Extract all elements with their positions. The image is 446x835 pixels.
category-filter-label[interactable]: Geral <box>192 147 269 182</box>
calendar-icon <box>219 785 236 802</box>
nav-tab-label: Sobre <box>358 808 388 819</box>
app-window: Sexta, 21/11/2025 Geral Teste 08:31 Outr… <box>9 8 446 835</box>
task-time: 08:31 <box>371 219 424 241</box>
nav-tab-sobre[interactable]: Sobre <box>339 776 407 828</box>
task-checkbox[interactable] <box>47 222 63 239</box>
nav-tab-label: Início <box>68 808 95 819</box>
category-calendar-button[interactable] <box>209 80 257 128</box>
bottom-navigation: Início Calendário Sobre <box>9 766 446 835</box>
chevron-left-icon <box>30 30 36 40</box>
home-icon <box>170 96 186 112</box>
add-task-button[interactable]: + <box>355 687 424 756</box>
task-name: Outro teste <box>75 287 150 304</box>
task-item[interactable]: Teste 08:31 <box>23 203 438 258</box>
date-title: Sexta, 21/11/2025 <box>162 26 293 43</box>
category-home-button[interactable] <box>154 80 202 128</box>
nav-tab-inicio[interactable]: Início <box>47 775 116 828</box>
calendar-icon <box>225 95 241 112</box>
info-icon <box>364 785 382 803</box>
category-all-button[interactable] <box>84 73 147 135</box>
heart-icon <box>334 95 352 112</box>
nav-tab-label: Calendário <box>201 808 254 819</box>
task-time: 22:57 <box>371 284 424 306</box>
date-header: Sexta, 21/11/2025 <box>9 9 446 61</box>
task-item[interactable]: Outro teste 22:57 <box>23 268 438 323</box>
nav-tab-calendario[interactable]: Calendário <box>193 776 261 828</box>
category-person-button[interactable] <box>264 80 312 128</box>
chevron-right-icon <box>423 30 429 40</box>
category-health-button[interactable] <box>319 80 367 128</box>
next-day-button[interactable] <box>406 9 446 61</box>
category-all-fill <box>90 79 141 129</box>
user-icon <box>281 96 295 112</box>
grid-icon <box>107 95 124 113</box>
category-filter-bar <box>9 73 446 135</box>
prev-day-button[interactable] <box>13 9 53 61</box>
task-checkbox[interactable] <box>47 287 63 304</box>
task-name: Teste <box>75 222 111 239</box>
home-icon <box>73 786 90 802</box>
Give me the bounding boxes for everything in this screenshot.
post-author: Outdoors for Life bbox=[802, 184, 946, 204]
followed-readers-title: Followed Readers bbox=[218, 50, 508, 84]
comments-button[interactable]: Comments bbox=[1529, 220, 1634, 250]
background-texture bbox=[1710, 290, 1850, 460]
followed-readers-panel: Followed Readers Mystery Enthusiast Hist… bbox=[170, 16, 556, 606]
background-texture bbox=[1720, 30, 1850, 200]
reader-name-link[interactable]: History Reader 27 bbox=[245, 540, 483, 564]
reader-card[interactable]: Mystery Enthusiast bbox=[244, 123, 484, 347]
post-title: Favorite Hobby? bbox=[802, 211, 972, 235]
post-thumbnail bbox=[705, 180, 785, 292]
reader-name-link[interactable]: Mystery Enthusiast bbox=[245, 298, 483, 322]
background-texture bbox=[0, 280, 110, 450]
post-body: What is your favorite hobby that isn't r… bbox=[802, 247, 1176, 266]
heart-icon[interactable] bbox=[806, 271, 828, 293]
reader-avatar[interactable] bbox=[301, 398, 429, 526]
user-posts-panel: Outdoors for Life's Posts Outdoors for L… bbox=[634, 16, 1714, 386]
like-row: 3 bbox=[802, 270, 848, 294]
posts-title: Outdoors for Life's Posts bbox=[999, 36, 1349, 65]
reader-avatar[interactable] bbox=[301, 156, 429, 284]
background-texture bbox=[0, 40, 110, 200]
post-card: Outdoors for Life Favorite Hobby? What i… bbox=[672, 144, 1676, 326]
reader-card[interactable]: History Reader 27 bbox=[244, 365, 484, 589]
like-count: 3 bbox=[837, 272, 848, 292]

================================

■ EXERCISE: Copy all the rows above word for word, line by line.

■ ANSWER TO THIS EXERCISE:
Extract all elements with their positions. The image is 446x835 pixels.
category-filter-label[interactable]: Geral <box>192 147 269 182</box>
calendar-icon <box>219 785 236 802</box>
nav-tab-label: Sobre <box>358 808 388 819</box>
app-window: Sexta, 21/11/2025 Geral Teste 08:31 Outr… <box>9 8 446 835</box>
task-time: 08:31 <box>371 219 424 241</box>
nav-tab-sobre[interactable]: Sobre <box>339 776 407 828</box>
task-checkbox[interactable] <box>47 222 63 239</box>
nav-tab-label: Início <box>68 808 95 819</box>
category-calendar-button[interactable] <box>209 80 257 128</box>
bottom-navigation: Início Calendário Sobre <box>9 766 446 835</box>
chevron-left-icon <box>30 30 36 40</box>
home-icon <box>170 96 186 112</box>
add-task-button[interactable]: + <box>355 687 424 756</box>
task-name: Outro teste <box>75 287 150 304</box>
task-item[interactable]: Teste 08:31 <box>23 203 438 258</box>
date-title: Sexta, 21/11/2025 <box>162 26 293 43</box>
category-home-button[interactable] <box>154 80 202 128</box>
nav-tab-inicio[interactable]: Início <box>47 775 116 828</box>
calendar-icon <box>225 95 241 112</box>
info-icon <box>364 785 382 803</box>
category-all-button[interactable] <box>84 73 147 135</box>
heart-icon <box>334 95 352 112</box>
nav-tab-label: Calendário <box>201 808 254 819</box>
task-time: 22:57 <box>371 284 424 306</box>
date-header: Sexta, 21/11/2025 <box>9 9 446 61</box>
task-item[interactable]: Outro teste 22:57 <box>23 268 438 323</box>
nav-tab-calendario[interactable]: Calendário <box>193 776 261 828</box>
category-person-button[interactable] <box>264 80 312 128</box>
chevron-right-icon <box>423 30 429 40</box>
category-health-button[interactable] <box>319 80 367 128</box>
next-day-button[interactable] <box>406 9 446 61</box>
category-all-fill <box>90 79 141 129</box>
user-icon <box>281 96 295 112</box>
grid-icon <box>107 95 124 113</box>
category-filter-bar <box>9 73 446 135</box>
prev-day-button[interactable] <box>13 9 53 61</box>
task-checkbox[interactable] <box>47 287 63 304</box>
task-name: Teste <box>75 222 111 239</box>
home-icon <box>73 786 90 802</box>
Give me the bounding boxes for everything in this screenshot.
post-author: Outdoors for Life bbox=[802, 184, 946, 204]
followed-readers-title: Followed Readers bbox=[218, 50, 508, 84]
comments-button[interactable]: Comments bbox=[1529, 220, 1634, 250]
background-texture bbox=[1710, 290, 1850, 460]
followed-readers-panel: Followed Readers Mystery Enthusiast Hist… bbox=[170, 16, 556, 606]
background-texture bbox=[1720, 30, 1850, 200]
reader-name-link[interactable]: History Reader 27 bbox=[245, 540, 483, 564]
reader-card[interactable]: Mystery Enthusiast bbox=[244, 123, 484, 347]
post-title: Favorite Hobby? bbox=[802, 211, 972, 235]
post-thumbnail bbox=[705, 180, 785, 292]
reader-name-link[interactable]: Mystery Enthusiast bbox=[245, 298, 483, 322]
background-texture bbox=[0, 280, 110, 450]
post-body: What is your favorite hobby that isn't r… bbox=[802, 247, 1176, 266]
heart-icon[interactable] bbox=[806, 271, 828, 293]
reader-avatar[interactable] bbox=[301, 398, 429, 526]
user-posts-panel: Outdoors for Life's Posts Outdoors for L… bbox=[634, 16, 1714, 386]
like-row: 3 bbox=[802, 270, 848, 294]
posts-title: Outdoors for Life's Posts bbox=[999, 36, 1349, 65]
reader-avatar[interactable] bbox=[301, 156, 429, 284]
background-texture bbox=[0, 40, 110, 200]
post-card: Outdoors for Life Favorite Hobby? What i… bbox=[672, 144, 1676, 326]
reader-card[interactable]: History Reader 27 bbox=[244, 365, 484, 589]
like-count: 3 bbox=[837, 272, 848, 292]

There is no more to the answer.